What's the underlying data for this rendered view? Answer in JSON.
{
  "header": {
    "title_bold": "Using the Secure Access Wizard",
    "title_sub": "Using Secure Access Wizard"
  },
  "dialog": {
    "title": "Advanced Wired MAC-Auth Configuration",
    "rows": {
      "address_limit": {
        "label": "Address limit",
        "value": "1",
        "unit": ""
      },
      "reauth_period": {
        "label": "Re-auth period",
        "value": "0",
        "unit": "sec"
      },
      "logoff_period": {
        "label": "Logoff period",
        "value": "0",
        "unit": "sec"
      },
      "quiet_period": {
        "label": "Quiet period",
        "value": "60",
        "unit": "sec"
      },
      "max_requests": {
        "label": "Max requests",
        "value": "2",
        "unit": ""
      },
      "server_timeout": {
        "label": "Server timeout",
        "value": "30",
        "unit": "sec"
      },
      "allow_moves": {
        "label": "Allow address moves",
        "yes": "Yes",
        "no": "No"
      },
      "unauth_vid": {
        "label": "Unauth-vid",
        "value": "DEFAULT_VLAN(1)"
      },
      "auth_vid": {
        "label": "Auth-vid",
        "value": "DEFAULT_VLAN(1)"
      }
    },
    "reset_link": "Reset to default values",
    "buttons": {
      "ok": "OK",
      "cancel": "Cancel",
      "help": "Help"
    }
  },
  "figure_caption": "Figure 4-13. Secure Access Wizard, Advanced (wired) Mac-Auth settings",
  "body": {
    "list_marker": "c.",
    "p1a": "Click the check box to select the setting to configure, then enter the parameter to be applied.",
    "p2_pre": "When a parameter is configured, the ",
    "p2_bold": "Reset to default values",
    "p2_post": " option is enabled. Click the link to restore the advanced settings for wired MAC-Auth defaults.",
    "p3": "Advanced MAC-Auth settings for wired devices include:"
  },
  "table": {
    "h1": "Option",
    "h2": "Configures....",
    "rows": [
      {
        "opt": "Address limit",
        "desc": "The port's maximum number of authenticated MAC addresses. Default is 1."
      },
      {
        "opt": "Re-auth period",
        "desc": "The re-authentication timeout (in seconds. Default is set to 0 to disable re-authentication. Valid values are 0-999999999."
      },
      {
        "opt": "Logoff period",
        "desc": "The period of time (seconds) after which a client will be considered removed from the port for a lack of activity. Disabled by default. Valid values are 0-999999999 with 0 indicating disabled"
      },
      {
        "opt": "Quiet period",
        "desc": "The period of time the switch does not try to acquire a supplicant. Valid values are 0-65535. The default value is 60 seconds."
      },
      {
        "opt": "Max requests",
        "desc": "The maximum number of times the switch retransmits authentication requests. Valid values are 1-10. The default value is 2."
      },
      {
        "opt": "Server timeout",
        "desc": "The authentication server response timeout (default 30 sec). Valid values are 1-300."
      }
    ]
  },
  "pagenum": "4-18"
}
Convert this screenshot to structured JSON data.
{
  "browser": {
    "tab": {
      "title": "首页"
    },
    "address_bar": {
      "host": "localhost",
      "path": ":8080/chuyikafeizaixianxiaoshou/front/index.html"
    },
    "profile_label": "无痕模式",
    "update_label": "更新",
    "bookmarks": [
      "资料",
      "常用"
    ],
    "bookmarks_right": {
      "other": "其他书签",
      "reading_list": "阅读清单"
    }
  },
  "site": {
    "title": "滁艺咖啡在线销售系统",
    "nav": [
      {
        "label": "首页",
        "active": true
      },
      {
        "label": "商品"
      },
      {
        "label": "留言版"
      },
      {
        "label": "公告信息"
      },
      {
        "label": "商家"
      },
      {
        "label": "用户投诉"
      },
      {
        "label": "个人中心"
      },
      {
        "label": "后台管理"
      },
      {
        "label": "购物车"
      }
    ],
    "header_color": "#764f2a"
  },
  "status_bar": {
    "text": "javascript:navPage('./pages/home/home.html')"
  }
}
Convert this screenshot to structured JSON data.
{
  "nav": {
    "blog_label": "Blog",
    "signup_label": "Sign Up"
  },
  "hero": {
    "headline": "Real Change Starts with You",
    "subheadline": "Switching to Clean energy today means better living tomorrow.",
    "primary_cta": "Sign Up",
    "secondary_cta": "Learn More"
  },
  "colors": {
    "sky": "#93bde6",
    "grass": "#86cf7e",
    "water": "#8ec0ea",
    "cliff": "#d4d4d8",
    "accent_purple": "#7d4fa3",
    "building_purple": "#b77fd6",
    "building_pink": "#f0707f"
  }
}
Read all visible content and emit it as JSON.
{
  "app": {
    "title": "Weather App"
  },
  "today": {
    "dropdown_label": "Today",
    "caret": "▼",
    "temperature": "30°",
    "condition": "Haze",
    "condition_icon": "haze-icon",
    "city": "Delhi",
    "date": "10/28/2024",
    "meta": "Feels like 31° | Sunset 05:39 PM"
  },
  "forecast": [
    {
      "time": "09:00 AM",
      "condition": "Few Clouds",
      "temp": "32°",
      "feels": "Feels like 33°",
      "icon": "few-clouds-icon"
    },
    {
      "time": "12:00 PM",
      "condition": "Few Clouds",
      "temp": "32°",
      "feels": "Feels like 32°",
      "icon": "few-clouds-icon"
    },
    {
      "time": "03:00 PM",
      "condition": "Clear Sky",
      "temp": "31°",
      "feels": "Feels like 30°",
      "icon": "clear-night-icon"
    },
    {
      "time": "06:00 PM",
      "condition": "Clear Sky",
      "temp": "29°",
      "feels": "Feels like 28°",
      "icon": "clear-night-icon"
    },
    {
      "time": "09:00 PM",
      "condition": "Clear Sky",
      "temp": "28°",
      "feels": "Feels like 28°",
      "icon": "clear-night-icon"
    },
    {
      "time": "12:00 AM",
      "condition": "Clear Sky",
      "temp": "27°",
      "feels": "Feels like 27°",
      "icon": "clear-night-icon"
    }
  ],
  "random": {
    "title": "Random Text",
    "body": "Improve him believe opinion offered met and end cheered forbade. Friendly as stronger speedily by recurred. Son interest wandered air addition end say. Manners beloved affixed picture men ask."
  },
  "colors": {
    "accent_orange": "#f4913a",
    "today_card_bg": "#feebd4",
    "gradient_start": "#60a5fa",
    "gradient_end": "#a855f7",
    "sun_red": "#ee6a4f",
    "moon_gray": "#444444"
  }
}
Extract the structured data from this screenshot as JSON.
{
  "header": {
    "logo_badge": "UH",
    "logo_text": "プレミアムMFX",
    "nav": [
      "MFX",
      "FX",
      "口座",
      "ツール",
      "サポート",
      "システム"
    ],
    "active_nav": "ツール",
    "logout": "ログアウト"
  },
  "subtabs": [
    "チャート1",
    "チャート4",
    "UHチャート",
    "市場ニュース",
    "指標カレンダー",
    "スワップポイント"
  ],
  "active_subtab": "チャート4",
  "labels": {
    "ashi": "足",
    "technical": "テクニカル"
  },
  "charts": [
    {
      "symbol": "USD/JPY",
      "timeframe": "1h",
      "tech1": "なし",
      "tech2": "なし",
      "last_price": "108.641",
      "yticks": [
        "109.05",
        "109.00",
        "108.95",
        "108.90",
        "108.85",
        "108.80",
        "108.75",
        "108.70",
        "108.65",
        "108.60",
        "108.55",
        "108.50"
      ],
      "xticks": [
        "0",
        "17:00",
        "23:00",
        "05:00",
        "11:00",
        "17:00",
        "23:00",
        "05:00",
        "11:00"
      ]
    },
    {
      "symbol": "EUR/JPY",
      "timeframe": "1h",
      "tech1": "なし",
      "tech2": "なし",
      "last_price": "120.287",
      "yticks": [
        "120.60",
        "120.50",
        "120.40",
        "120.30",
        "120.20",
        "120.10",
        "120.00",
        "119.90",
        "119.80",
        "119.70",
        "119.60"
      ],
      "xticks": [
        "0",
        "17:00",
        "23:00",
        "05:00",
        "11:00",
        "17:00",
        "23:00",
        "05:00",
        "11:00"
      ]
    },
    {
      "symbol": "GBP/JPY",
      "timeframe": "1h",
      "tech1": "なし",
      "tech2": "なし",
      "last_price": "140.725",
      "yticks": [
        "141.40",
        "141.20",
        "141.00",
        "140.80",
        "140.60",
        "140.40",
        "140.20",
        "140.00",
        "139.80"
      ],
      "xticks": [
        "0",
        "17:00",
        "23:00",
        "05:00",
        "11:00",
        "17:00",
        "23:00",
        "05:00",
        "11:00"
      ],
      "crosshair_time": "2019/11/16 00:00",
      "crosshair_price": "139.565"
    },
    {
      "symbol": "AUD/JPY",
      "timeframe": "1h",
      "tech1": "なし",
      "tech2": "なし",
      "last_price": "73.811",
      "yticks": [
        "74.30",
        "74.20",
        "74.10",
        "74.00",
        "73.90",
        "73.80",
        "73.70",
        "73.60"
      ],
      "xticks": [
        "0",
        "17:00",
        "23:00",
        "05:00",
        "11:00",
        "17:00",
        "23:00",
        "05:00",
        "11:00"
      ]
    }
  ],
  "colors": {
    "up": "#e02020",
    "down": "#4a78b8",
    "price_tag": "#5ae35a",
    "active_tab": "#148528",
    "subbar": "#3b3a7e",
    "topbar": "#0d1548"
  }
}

TASK TO CARRY OUT
Pick out each line in the material containing "Reset".

ANSWER BELOW
    "reset_link": "Reset to default values",
    "p2_bold": "Reset to default values",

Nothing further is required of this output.